======== Provided material ========

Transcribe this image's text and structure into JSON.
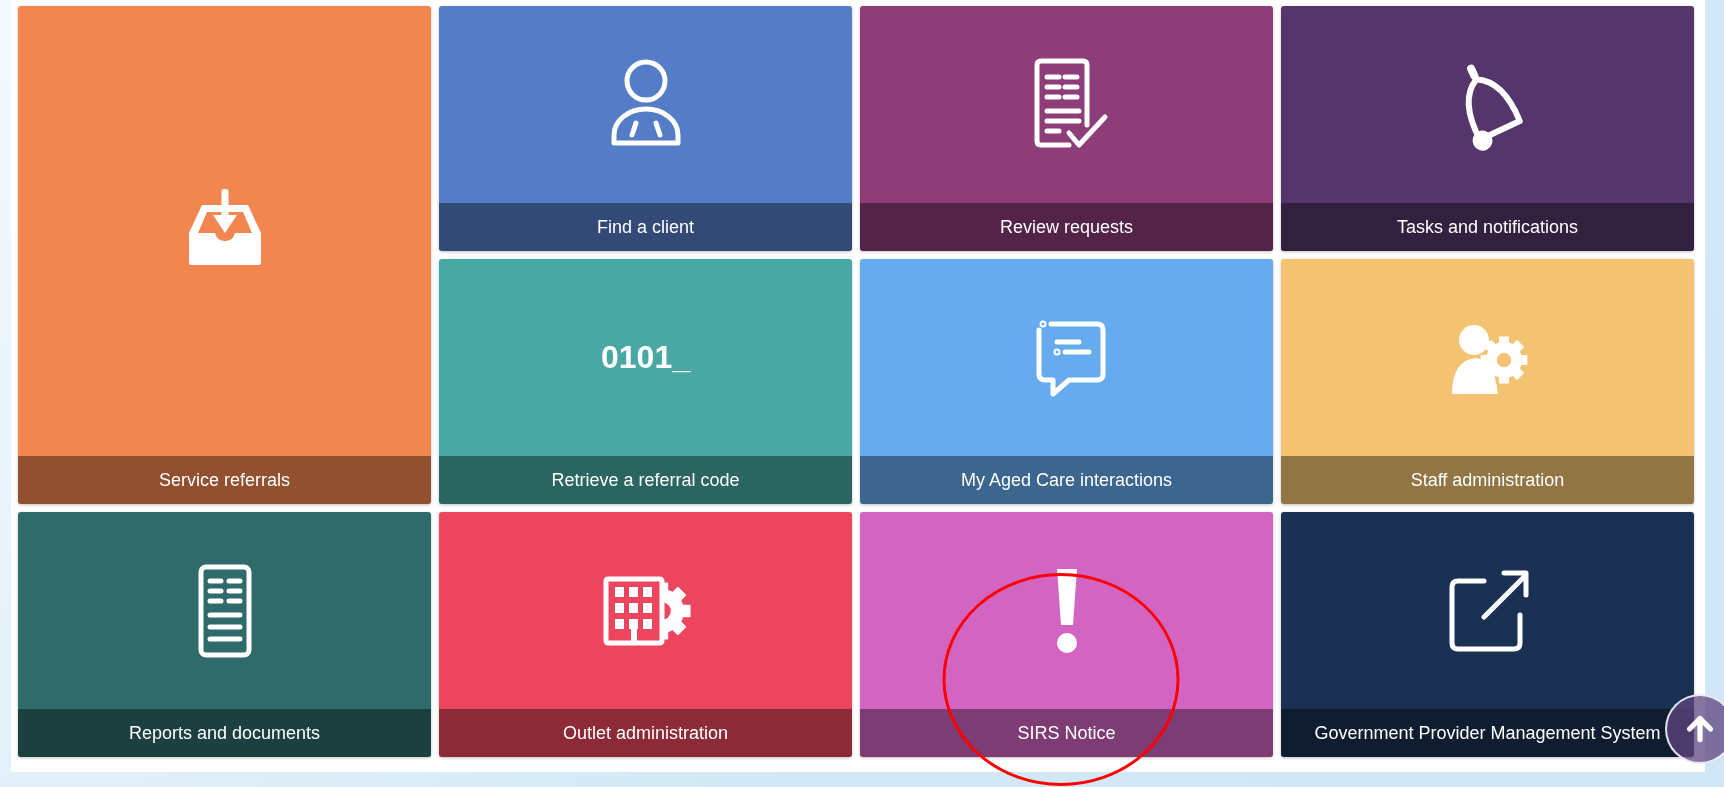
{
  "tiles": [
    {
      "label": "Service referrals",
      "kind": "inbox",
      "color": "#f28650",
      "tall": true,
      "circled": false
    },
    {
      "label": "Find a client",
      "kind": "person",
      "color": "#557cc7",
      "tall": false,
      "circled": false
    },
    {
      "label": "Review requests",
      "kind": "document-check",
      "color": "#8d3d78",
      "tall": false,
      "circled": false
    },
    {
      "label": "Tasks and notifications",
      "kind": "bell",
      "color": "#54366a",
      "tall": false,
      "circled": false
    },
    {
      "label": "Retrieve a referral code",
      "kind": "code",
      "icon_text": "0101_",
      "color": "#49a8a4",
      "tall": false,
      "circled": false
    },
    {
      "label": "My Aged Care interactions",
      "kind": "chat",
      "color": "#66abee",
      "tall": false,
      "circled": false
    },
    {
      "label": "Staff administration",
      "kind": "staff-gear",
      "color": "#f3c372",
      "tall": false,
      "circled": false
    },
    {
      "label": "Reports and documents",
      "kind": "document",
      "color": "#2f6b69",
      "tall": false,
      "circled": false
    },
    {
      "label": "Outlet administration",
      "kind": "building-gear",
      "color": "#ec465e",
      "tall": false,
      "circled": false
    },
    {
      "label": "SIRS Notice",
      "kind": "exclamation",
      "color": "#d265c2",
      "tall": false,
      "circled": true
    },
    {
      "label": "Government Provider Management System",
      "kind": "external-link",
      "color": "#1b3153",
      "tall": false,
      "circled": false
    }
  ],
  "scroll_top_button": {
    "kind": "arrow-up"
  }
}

========

### Exercise instructions
Return a copy of every line that includes the word "color".

### Exercise solution
      "color": "#f28650",
      "color": "#557cc7",
      "color": "#8d3d78",
      "color": "#54366a",
      "color": "#49a8a4",
      "color": "#66abee",
      "color": "#f3c372",
      "color": "#2f6b69",
      "color": "#ec465e",
      "color": "#d265c2",
      "color": "#1b3153",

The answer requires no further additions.